- Task -
Please convert the part of the records that opens with the line containing "54, 256, 56]" and closes with the line containing "16, 607, 50]" into a JSON list of strings, one string per line, skipping blank lines.

- Items -

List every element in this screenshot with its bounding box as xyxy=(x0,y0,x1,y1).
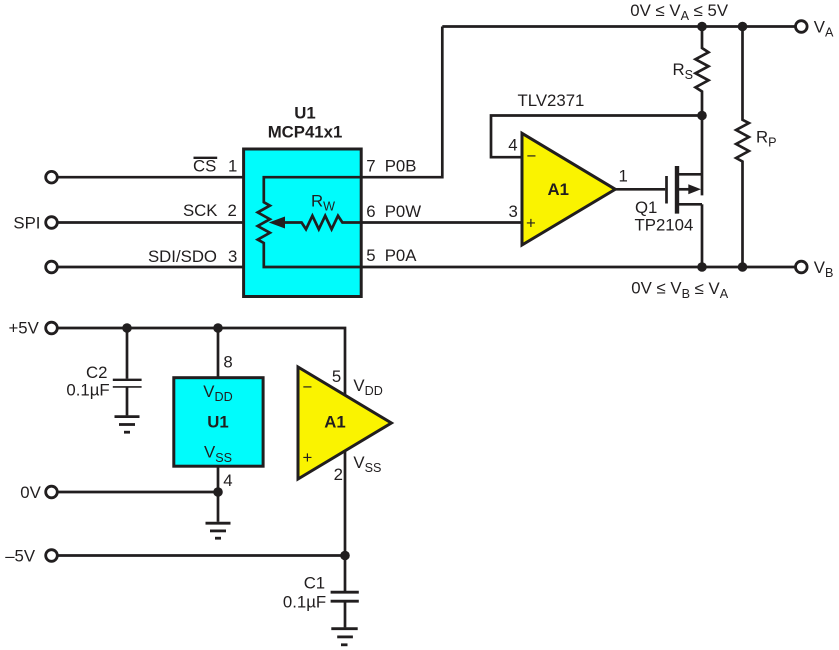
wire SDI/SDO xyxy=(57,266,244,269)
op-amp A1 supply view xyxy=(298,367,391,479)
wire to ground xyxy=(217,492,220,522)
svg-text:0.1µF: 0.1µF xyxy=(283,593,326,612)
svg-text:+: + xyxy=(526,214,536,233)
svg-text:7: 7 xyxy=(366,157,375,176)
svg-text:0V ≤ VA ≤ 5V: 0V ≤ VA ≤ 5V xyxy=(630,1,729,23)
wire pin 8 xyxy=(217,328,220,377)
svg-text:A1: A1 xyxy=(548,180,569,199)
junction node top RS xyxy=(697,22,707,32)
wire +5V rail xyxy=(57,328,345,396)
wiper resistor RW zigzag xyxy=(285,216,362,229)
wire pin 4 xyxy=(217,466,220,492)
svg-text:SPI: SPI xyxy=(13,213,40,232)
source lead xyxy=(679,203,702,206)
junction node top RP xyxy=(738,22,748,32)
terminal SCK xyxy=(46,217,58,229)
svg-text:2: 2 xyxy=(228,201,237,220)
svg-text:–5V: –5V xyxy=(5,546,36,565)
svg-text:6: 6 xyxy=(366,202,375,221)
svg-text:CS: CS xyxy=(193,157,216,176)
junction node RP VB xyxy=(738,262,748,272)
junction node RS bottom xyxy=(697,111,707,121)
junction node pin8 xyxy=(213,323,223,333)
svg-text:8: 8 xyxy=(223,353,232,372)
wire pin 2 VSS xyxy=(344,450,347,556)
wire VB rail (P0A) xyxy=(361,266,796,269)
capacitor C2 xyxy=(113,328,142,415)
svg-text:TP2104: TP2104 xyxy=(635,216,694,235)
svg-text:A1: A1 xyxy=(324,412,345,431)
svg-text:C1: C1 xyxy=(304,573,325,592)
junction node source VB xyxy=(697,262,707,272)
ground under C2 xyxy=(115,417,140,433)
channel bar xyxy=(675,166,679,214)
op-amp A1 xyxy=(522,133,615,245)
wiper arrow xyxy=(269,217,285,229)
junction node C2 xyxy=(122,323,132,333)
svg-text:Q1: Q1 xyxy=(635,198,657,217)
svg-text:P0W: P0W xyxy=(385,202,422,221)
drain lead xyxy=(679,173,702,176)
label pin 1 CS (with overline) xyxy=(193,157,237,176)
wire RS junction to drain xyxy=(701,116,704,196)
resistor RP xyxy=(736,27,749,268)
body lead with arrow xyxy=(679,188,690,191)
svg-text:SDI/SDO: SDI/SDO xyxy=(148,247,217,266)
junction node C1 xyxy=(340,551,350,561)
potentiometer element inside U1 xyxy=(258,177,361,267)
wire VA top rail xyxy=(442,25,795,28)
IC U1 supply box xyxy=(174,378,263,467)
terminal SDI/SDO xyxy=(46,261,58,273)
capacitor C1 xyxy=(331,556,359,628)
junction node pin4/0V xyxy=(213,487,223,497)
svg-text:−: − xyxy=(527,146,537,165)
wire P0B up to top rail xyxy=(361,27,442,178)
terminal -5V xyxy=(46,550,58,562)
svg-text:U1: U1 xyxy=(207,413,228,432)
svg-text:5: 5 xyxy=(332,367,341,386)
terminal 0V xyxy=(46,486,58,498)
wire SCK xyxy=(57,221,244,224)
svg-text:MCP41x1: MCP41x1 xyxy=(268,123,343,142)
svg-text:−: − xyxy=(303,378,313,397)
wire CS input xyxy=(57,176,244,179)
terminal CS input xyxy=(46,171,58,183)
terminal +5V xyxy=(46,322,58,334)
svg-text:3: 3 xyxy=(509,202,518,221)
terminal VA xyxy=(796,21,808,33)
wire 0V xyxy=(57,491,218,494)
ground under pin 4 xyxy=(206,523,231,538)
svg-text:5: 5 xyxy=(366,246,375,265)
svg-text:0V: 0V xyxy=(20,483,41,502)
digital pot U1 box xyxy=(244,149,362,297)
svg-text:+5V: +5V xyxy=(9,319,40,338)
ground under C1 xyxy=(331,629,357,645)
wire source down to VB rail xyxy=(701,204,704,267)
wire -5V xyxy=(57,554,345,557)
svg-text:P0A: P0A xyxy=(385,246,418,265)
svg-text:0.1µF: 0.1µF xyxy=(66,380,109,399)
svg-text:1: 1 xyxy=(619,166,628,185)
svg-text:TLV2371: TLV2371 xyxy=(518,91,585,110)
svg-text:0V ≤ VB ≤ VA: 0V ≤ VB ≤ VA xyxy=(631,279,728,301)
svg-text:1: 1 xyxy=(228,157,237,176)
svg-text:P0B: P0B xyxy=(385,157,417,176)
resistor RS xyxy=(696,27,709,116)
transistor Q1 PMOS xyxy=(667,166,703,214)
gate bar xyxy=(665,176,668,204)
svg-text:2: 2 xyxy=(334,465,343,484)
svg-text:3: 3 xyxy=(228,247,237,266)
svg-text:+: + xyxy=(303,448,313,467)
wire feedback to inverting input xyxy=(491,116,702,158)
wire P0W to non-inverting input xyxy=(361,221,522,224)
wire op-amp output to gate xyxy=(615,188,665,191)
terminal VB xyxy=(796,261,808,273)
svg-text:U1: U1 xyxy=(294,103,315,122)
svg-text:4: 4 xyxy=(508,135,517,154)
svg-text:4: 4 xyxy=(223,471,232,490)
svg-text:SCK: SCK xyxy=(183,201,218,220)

...

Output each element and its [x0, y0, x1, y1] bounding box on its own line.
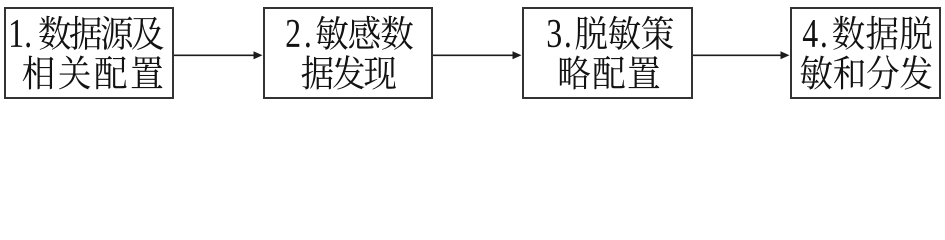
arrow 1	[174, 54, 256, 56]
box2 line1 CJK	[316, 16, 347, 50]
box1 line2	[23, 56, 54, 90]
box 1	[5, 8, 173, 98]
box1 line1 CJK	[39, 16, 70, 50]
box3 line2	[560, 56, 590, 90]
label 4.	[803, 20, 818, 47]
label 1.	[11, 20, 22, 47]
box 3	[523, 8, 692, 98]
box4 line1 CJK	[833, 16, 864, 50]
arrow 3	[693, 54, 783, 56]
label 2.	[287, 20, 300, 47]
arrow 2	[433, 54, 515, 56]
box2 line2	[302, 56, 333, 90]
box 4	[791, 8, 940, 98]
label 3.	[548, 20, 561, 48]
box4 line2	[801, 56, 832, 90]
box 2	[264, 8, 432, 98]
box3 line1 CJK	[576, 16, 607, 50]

- Written response -
[
  "arrow 1\t[174, 54, 256, 56]",
  "box2 line1 CJK\t[316, 16, 347, 50]",
  "box1 line2\t[23, 56, 54, 90]",
  "box 1\t[5, 8, 173, 98]",
  "box1 line1 CJK\t[39, 16, 70, 50]",
  "box3 line2\t[560, 56, 590, 90]",
  "label 4.\t[803, 20, 818, 47]",
  "label 1.\t[11, 20, 22, 47]",
  "box 3\t[523, 8, 692, 98]",
  "box4 line1 CJK\t[833, 16, 864, 50]",
  "arrow 3\t[693, 54, 783, 56]",
  "label 2.\t[287, 20, 300, 47]",
  "arrow 2\t[433, 54, 515, 56]",
  "box2 line2\t[302, 56, 333, 90]",
  "box 4\t[791, 8, 940, 98]",
  "label 3.\t[548, 20, 561, 48]",
  "box4 line2\t[801, 56, 832, 90]",
  "box 2\t[264, 8, 432, 98]",
  "box3 line1 CJK\t[576, 16, 607, 50]"
]